Work through the entries below and report how many lines include "ylabel". The number alone is the answer.

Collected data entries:
^^^^^^^^^^^^^^^^
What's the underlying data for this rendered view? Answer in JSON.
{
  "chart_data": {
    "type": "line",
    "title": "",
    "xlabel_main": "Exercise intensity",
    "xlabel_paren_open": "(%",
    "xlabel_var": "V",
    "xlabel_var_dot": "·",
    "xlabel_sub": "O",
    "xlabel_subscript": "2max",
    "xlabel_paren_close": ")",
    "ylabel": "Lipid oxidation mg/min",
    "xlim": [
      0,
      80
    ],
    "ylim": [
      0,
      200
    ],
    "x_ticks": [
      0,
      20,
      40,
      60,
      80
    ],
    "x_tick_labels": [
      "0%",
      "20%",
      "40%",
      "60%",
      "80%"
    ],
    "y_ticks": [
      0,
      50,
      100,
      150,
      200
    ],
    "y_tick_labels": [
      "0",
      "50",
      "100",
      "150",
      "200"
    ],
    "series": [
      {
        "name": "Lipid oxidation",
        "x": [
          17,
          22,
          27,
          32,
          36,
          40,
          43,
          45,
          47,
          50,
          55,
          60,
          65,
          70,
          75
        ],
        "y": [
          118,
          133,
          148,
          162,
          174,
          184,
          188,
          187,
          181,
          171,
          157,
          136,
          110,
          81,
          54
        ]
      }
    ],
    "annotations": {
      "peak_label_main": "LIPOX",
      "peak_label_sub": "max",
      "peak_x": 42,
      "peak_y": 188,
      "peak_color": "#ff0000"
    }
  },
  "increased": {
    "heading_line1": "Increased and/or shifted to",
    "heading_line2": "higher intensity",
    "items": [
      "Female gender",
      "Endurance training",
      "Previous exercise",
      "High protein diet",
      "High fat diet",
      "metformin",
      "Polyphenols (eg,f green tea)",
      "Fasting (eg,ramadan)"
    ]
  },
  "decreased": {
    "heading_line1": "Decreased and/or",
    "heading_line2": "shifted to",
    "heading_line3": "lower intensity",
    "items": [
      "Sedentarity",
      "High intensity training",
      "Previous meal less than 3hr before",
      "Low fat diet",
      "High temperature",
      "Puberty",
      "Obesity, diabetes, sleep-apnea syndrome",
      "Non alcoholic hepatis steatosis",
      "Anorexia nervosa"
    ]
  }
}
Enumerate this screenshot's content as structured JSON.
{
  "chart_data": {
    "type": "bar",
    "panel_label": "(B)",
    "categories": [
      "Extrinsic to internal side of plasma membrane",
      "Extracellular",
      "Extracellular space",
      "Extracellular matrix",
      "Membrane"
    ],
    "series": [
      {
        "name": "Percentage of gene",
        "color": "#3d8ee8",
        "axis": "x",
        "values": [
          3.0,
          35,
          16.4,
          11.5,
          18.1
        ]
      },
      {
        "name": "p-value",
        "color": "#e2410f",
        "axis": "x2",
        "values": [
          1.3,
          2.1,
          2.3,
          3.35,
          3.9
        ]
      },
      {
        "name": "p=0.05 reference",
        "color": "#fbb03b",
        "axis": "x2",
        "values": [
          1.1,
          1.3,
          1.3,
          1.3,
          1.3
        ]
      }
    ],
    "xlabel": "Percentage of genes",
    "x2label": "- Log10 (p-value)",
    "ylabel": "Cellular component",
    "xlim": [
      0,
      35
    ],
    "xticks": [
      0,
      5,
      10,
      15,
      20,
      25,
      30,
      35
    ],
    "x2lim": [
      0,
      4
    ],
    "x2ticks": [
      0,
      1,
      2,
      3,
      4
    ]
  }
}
^^^^^^^^^^^^^^^^
* **SOLUTION TO THIS TASK**:
2